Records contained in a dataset
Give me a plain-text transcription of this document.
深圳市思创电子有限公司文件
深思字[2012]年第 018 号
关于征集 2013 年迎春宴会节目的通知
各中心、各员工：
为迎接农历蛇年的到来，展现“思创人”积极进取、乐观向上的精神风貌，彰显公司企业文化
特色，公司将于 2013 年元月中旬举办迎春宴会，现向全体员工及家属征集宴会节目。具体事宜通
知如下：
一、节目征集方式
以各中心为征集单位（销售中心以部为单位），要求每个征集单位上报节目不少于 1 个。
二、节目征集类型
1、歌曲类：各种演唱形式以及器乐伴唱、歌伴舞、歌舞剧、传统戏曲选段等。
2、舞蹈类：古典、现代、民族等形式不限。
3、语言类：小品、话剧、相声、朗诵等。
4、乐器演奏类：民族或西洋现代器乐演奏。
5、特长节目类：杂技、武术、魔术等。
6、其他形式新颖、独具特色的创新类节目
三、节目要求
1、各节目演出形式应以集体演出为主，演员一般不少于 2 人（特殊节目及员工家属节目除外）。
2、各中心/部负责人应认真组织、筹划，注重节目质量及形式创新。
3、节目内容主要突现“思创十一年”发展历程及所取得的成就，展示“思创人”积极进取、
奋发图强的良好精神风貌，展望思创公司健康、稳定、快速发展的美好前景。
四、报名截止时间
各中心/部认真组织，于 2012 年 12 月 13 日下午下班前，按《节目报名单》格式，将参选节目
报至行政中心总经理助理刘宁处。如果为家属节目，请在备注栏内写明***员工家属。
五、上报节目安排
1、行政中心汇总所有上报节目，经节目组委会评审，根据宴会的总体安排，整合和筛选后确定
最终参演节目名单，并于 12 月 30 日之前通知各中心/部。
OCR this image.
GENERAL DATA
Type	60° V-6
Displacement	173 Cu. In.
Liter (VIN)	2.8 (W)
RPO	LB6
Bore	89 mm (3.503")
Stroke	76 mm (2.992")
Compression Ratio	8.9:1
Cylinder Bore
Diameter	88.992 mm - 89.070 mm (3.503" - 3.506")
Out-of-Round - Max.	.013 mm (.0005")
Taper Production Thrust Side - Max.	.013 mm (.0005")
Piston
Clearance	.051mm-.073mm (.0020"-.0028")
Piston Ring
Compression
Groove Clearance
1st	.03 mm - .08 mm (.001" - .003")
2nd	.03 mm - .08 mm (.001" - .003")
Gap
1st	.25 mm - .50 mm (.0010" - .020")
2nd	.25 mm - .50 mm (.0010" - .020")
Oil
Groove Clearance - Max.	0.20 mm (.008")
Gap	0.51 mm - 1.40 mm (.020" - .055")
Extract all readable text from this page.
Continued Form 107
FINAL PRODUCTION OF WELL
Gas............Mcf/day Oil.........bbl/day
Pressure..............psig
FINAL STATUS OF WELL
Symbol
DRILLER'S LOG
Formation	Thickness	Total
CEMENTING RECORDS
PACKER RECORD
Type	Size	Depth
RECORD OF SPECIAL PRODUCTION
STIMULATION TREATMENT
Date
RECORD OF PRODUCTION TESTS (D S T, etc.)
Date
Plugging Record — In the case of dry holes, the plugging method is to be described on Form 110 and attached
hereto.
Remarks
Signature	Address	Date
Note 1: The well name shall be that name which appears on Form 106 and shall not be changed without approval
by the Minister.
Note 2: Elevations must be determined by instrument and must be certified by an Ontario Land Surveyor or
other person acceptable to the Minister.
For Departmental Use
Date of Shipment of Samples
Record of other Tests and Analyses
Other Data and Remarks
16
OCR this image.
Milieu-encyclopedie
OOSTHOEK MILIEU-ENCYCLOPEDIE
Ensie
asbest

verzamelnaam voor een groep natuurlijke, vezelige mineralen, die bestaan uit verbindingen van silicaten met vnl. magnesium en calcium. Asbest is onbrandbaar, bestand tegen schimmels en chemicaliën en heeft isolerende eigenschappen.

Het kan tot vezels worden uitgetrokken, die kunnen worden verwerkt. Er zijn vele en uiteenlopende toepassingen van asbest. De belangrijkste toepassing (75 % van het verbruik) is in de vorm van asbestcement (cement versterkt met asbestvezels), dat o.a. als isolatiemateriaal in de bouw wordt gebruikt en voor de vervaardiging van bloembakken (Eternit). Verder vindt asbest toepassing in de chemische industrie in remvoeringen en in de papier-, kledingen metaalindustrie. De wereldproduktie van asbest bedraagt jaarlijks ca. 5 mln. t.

— The problem —
Lines from the one containing "Extract all readable text from this page." through the final line are to be given again verbatim, with nothing before or after.

— Solution to this problem —
Extract all readable text from this page.
Continued Form 107
FINAL PRODUCTION OF WELL
Gas............Mcf/day Oil.........bbl/day
Pressure..............psig
FINAL STATUS OF WELL
Symbol
DRILLER'S LOG
Formation	Thickness	Total
CEMENTING RECORDS
PACKER RECORD
Type	Size	Depth
RECORD OF SPECIAL PRODUCTION
STIMULATION TREATMENT
Date
RECORD OF PRODUCTION TESTS (D S T, etc.)
Date
Plugging Record — In the case of dry holes, the plugging method is to be described on Form 110 and attached
hereto.
Remarks
Signature	Address	Date
Note 1: The well name shall be that name which appears on Form 106 and shall not be changed without approval
by the Minister.
Note 2: Elevations must be determined by instrument and must be certified by an Ontario Land Surveyor or
other person acceptable to the Minister.
For Departmental Use
Date of Shipment of Samples
Record of other Tests and Analyses
Other Data and Remarks
16
OCR this image.
Milieu-encyclopedie
OOSTHOEK MILIEU-ENCYCLOPEDIE
Ensie
asbest

verzamelnaam voor een groep natuurlijke, vezelige mineralen, die bestaan uit verbindingen van silicaten met vnl. magnesium en calcium. Asbest is onbrandbaar, bestand tegen schimmels en chemicaliën en heeft isolerende eigenschappen.

Het kan tot vezels worden uitgetrokken, die kunnen worden verwerkt. Er zijn vele en uiteenlopende toepassingen van asbest. De belangrijkste toepassing (75 % van het verbruik) is in de vorm van asbestcement (cement versterkt met asbestvezels), dat o.a. als isolatiemateriaal in de bouw wordt gebruikt en voor de vervaardiging van bloembakken (Eternit). Verder vindt asbest toepassing in de chemische industrie in remvoeringen en in de papier-, kledingen metaalindustrie. De wereldproduktie van asbest bedraagt jaarlijks ca. 5 mln. t.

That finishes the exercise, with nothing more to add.